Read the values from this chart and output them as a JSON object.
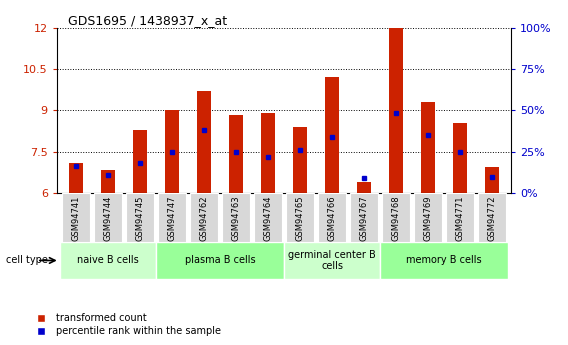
{
  "title": "GDS1695 / 1438937_x_at",
  "samples": [
    "GSM94741",
    "GSM94744",
    "GSM94745",
    "GSM94747",
    "GSM94762",
    "GSM94763",
    "GSM94764",
    "GSM94765",
    "GSM94766",
    "GSM94767",
    "GSM94768",
    "GSM94769",
    "GSM94771",
    "GSM94772"
  ],
  "transformed_count": [
    7.1,
    6.85,
    8.3,
    9.0,
    9.7,
    8.85,
    8.9,
    8.4,
    10.2,
    6.4,
    12.0,
    9.3,
    8.55,
    6.95
  ],
  "percentile_rank": [
    7.0,
    6.65,
    7.1,
    7.5,
    8.3,
    7.5,
    7.3,
    7.55,
    8.05,
    6.55,
    8.9,
    8.1,
    7.5,
    6.6
  ],
  "y_min": 6.0,
  "y_max": 12.0,
  "y_ticks_left": [
    6,
    7.5,
    9,
    10.5,
    12
  ],
  "y_ticks_right_vals": [
    0,
    25,
    50,
    75,
    100
  ],
  "cell_groups": [
    {
      "label": "naive B cells",
      "start": 0,
      "end": 3,
      "color": "#ccffcc"
    },
    {
      "label": "plasma B cells",
      "start": 3,
      "end": 7,
      "color": "#99ff99"
    },
    {
      "label": "germinal center B\ncells",
      "start": 7,
      "end": 10,
      "color": "#ccffcc"
    },
    {
      "label": "memory B cells",
      "start": 10,
      "end": 14,
      "color": "#99ff99"
    }
  ],
  "bar_color": "#cc2200",
  "marker_color": "#0000cc",
  "tick_label_bg": "#d8d8d8",
  "xlabel_color": "#cc2200",
  "ylabel_right_color": "#0000cc",
  "bar_width": 0.45
}
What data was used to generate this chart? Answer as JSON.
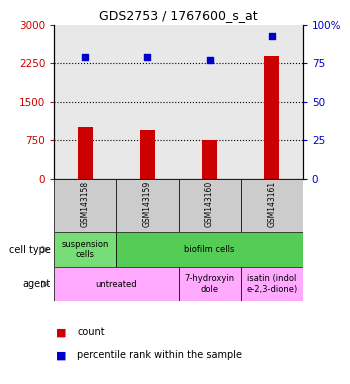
{
  "title": "GDS2753 / 1767600_s_at",
  "samples": [
    "GSM143158",
    "GSM143159",
    "GSM143160",
    "GSM143161"
  ],
  "counts": [
    1000,
    950,
    750,
    2400
  ],
  "percentiles": [
    79,
    79,
    77,
    93
  ],
  "ylim_left": [
    0,
    3000
  ],
  "ylim_right": [
    0,
    100
  ],
  "yticks_left": [
    0,
    750,
    1500,
    2250,
    3000
  ],
  "yticks_right": [
    0,
    25,
    50,
    75,
    100
  ],
  "bar_color": "#cc0000",
  "dot_color": "#0000cc",
  "cell_type_row": [
    {
      "label": "suspension\ncells",
      "span": 1,
      "color": "#77dd77"
    },
    {
      "label": "biofilm cells",
      "span": 3,
      "color": "#55cc55"
    }
  ],
  "agent_row": [
    {
      "label": "untreated",
      "span": 2,
      "color": "#ffaaff"
    },
    {
      "label": "7-hydroxyin\ndole",
      "span": 1,
      "color": "#ffaaff"
    },
    {
      "label": "isatin (indol\ne-2,3-dione)",
      "span": 1,
      "color": "#ffaaff"
    }
  ],
  "legend_count_color": "#cc0000",
  "legend_pct_color": "#0000cc",
  "tick_label_color_left": "#cc0000",
  "tick_label_color_right": "#0000cc",
  "background_color": "#ffffff",
  "plot_bg_color": "#e8e8e8",
  "sample_bg_color": "#cccccc"
}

===

• [Exercise]
Return exactly, and only, the lines that run from the line containing "What data was" to the last line of the entries above, both ends included, with pictures left out.

• [Your response]
What data was used to generate this chart? Answer as JSON.
{
  "title": "GDS2753 / 1767600_s_at",
  "samples": [
    "GSM143158",
    "GSM143159",
    "GSM143160",
    "GSM143161"
  ],
  "counts": [
    1000,
    950,
    750,
    2400
  ],
  "percentiles": [
    79,
    79,
    77,
    93
  ],
  "ylim_left": [
    0,
    3000
  ],
  "ylim_right": [
    0,
    100
  ],
  "yticks_left": [
    0,
    750,
    1500,
    2250,
    3000
  ],
  "yticks_right": [
    0,
    25,
    50,
    75,
    100
  ],
  "bar_color": "#cc0000",
  "dot_color": "#0000cc",
  "cell_type_row": [
    {
      "label": "suspension\ncells",
      "span": 1,
      "color": "#77dd77"
    },
    {
      "label": "biofilm cells",
      "span": 3,
      "color": "#55cc55"
    }
  ],
  "agent_row": [
    {
      "label": "untreated",
      "span": 2,
      "color": "#ffaaff"
    },
    {
      "label": "7-hydroxyin\ndole",
      "span": 1,
      "color": "#ffaaff"
    },
    {
      "label": "isatin (indol\ne-2,3-dione)",
      "span": 1,
      "color": "#ffaaff"
    }
  ],
  "legend_count_color": "#cc0000",
  "legend_pct_color": "#0000cc",
  "tick_label_color_left": "#cc0000",
  "tick_label_color_right": "#0000cc",
  "background_color": "#ffffff",
  "plot_bg_color": "#e8e8e8",
  "sample_bg_color": "#cccccc"
}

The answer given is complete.